• **INSTRUCTIONS TO FOLLOW**:
Every line from the one with "Read this page and output its text content." through the end of the entries below should be written out exactly; the pictures should not.
━━ ENTRIES PROVIDED ━━
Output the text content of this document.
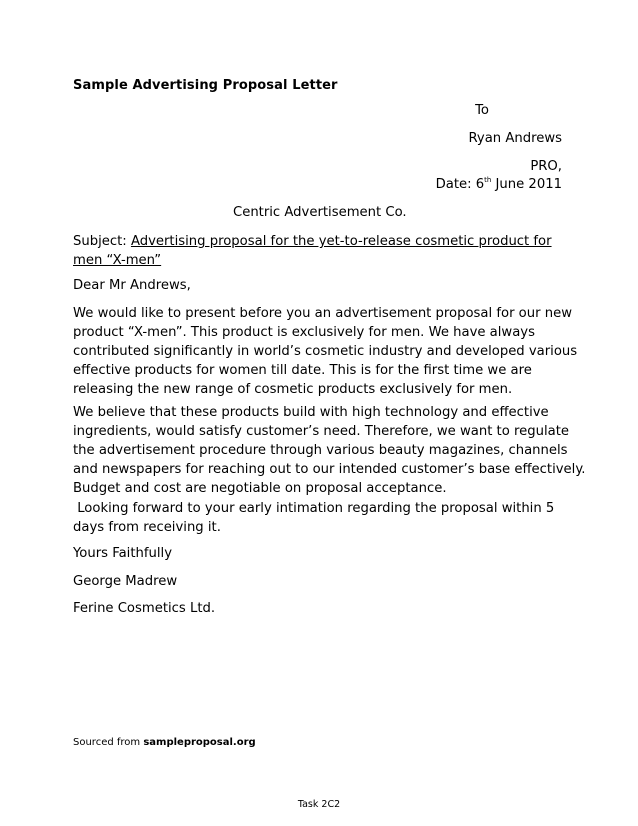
Sample Advertising Proposal Letter
To
Ryan Andrews
PRO,
Date: 6th June 2011
Centric Advertisement Co.
Subject: Advertising proposal for the yet-to-release cosmetic product for
men “X-men”
Dear Mr Andrews,
We would like to present before you an advertisement proposal for our new
product “X-men”. This product is exclusively for men. We have always
contributed significantly in world’s cosmetic industry and developed various
effective products for women till date. This is for the first time we are
releasing the new range of cosmetic products exclusively for men.
We believe that these products build with high technology and effective
ingredients, would satisfy customer’s need. Therefore, we want to regulate
the advertisement procedure through various beauty magazines, channels
and newspapers for reaching out to our intended customer’s base effectively.
Budget and cost are negotiable on proposal acceptance.
Looking forward to your early intimation regarding the proposal within 5
days from receiving it.
Yours Faithfully
George Madrew
Ferine Cosmetics Ltd.
Sourced from sampleproposal.org
Task 2C2
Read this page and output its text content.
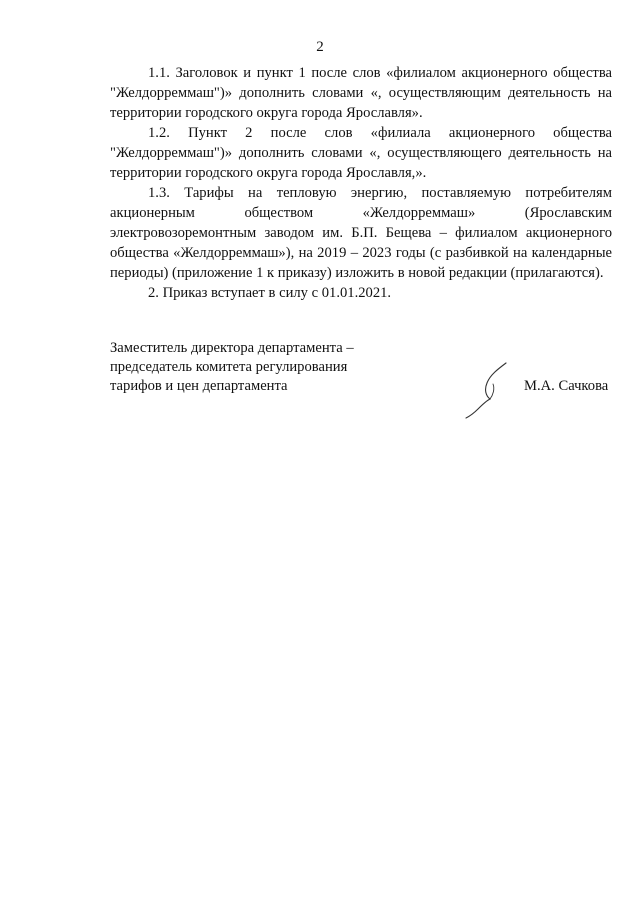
2

1.1. Заголовок и пункт 1 после слов «филиалом акционерного общества "Желдорреммаш")» дополнить словами «, осуществляющим деятельность на территории городского округа города Ярославля».

1.2. Пункт 2 после слов «филиала акционерного общества "Желдорреммаш")» дополнить словами «, осуществляющего деятельность на территории городского округа города Ярославля,».

1.3. Тарифы на тепловую энергию, поставляемую потребителям акционерным обществом «Желдорреммаш» (Ярославским электровозоремонтным заводом им. Б.П. Бещева – филиалом акционерного общества «Желдорреммаш»), на 2019 – 2023 годы (с разбивкой на календарные периоды) (приложение 1 к приказу) изложить в новой редакции (прилагаются).

2. Приказ вступает в силу с 01.01.2021.

Заместитель директора департамента –
председатель комитета регулирования
тарифов и цен департамента	М.А. Сачкова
━━━
• **ANSWER IN FULL**:
Read this page and output its text content.
2

1.1. Заголовок и пункт 1 после слов «филиалом акционерного общества "Желдорреммаш")» дополнить словами «, осуществляющим деятельность на территории городского округа города Ярославля».

1.2. Пункт 2 после слов «филиала акционерного общества "Желдорреммаш")» дополнить словами «, осуществляющего деятельность на территории городского округа города Ярославля,».

1.3. Тарифы на тепловую энергию, поставляемую потребителям акционерным обществом «Желдорреммаш» (Ярославским электровозоремонтным заводом им. Б.П. Бещева – филиалом акционерного общества «Желдорреммаш»), на 2019 – 2023 годы (с разбивкой на календарные периоды) (приложение 1 к приказу) изложить в новой редакции (прилагаются).

2. Приказ вступает в силу с 01.01.2021.

Заместитель директора департамента –
председатель комитета регулирования
тарифов и цен департамента	М.А. Сачкова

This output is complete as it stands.